Reproduce the records below in full and exactly, without their images.

### [Working data]
══════════

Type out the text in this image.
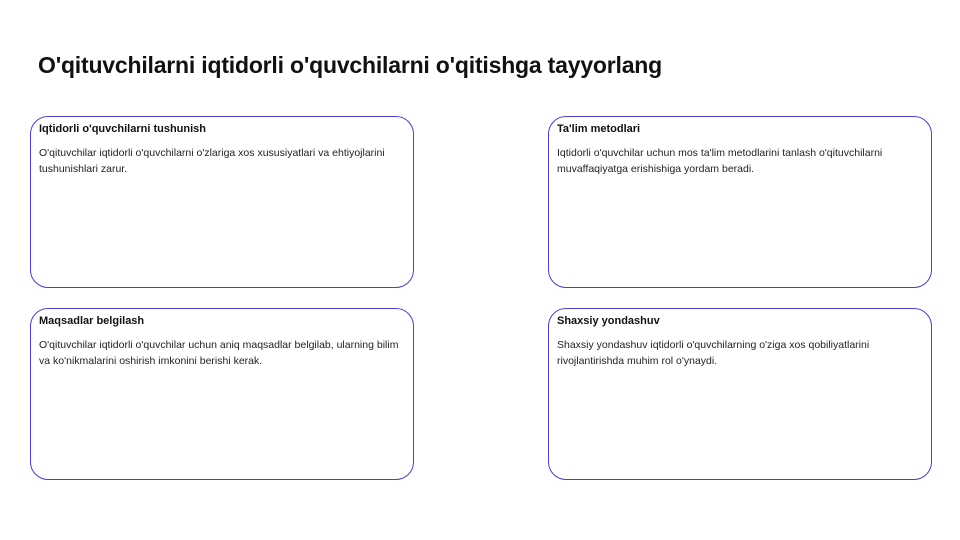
O'qituvchilarni iqtidorli o'quvchilarni o'qitishga tayyorlang

Iqtidorli o'quvchilarni tushunish

O'qituvchilar iqtidorli o'quvchilarni o'zlariga xos xususiyatlari va ehtiyojlarini tushunishlari zarur.

Ta'lim metodlari

Iqtidorli o'quvchilar uchun mos ta'lim metodlarini tanlash o'qituvchilarni muvaffaqiyatga erishishiga yordam beradi.

Maqsadlar belgilash

O'qituvchilar iqtidorli o'quvchilar uchun aniq maqsadlar belgilab, ularning bilim va ko'nikmalarini oshirish imkonini berishi kerak.

Shaxsiy yondashuv

Shaxsiy yondashuv iqtidorli o'quvchilarning o'ziga xos qobiliyatlarini rivojlantirishda muhim rol o'ynaydi.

══════════

### [Result of this task]
Type out the text in this image.
O'qituvchilarni iqtidorli o'quvchilarni o'qitishga tayyorlang

Iqtidorli o'quvchilarni tushunish

O'qituvchilar iqtidorli o'quvchilarni o'zlariga xos xususiyatlari va ehtiyojlarini tushunishlari zarur.

Ta'lim metodlari

Iqtidorli o'quvchilar uchun mos ta'lim metodlarini tanlash o'qituvchilarni muvaffaqiyatga erishishiga yordam beradi.

Maqsadlar belgilash

O'qituvchilar iqtidorli o'quvchilar uchun aniq maqsadlar belgilab, ularning bilim va ko'nikmalarini oshirish imkonini berishi kerak.

Shaxsiy yondashuv

Shaxsiy yondashuv iqtidorli o'quvchilarning o'ziga xos qobiliyatlarini rivojlantirishda muhim rol o'ynaydi.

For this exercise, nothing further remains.